▸ Aim of the exercise:
Go through the entries below and collect each line with the string "která" in it.

%%

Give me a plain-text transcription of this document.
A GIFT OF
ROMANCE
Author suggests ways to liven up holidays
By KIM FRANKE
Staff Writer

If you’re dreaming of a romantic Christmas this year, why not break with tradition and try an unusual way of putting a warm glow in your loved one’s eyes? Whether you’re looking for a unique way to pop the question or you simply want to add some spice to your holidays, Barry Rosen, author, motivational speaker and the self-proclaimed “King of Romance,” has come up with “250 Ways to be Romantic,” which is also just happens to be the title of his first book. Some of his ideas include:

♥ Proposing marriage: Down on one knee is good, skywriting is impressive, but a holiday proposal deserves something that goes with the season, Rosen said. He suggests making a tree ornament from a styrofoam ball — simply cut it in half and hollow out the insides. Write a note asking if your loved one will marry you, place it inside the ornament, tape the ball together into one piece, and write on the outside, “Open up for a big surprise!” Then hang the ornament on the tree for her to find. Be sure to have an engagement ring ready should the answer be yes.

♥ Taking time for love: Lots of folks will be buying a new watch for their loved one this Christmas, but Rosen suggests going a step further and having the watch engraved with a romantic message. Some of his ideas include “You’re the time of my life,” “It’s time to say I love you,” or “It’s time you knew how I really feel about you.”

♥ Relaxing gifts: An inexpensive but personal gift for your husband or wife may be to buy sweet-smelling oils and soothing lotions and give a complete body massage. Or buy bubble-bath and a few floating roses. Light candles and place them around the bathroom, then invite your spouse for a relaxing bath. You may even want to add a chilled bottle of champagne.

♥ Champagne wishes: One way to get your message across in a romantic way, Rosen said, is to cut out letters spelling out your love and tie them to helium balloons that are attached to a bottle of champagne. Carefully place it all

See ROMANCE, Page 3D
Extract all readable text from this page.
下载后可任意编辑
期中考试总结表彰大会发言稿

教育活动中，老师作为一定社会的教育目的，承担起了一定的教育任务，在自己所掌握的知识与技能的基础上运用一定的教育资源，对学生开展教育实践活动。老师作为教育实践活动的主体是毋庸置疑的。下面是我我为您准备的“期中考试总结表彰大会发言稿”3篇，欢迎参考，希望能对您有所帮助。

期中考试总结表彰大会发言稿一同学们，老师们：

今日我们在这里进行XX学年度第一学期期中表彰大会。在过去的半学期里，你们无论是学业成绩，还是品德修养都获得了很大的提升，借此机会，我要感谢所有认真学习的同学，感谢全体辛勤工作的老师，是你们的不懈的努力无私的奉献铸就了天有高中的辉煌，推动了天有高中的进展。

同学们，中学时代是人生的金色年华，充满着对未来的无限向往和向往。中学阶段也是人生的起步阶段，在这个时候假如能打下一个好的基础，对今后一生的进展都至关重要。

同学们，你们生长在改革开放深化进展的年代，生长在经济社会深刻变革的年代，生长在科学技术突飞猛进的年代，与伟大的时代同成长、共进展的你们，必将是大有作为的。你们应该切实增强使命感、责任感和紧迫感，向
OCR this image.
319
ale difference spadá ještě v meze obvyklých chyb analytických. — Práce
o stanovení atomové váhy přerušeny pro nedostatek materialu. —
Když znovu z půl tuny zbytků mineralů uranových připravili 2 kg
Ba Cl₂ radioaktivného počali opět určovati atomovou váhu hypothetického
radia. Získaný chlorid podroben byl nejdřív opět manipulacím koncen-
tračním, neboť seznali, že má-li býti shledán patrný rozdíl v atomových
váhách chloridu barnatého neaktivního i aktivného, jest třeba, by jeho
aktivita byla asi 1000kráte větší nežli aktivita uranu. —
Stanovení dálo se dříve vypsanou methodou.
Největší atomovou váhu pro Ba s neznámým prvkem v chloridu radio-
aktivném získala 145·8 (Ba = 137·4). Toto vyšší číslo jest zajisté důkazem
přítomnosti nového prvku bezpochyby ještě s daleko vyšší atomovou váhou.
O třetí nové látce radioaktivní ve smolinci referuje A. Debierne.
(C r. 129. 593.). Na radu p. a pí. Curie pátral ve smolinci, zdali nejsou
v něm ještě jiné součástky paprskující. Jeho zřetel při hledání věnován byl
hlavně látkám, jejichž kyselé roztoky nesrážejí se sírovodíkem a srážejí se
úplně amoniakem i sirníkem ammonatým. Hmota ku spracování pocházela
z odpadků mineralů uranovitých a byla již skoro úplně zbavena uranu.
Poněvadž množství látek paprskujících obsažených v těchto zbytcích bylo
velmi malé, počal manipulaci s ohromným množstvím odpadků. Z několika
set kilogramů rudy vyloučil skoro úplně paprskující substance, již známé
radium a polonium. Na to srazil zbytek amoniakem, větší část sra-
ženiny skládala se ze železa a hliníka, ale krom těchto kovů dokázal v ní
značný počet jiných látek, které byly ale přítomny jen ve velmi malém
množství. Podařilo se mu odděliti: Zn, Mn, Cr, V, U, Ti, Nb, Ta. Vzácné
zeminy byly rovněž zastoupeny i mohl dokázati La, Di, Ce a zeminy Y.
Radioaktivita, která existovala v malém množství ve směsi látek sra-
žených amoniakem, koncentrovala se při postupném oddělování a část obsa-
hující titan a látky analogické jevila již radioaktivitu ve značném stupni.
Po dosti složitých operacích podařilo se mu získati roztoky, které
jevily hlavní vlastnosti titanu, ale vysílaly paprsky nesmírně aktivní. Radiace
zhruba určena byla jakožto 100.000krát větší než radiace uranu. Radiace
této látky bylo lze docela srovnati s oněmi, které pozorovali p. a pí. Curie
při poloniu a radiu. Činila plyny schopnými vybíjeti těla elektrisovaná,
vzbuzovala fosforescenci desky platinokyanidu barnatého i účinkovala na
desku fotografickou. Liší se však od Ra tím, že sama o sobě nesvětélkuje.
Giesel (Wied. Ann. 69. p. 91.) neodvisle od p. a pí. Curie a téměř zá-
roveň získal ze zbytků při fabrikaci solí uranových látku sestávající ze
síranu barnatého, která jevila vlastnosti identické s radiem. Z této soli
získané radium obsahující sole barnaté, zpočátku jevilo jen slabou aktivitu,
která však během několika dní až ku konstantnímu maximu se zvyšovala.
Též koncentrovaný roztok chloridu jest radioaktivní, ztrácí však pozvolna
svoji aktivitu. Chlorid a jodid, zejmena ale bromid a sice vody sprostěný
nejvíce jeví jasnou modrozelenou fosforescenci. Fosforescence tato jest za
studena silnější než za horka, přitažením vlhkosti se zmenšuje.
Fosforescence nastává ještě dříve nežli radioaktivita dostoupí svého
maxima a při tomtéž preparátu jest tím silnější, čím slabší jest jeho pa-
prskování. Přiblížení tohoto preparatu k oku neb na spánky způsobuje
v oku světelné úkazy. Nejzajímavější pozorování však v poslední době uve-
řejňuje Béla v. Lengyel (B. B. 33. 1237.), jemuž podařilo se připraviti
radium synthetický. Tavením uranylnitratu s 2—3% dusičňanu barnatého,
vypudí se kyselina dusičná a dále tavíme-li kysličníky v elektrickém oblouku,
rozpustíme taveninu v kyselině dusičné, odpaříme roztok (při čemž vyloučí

%%

▸ Complete output:
Radioaktivita, která existovala v malém množství ve směsi látek sra-
síranu barnatého, která jevila vlastnosti identické s radiem. Z této soli
která však během několika dní až ku konstantnímu maximu se zvyšovala.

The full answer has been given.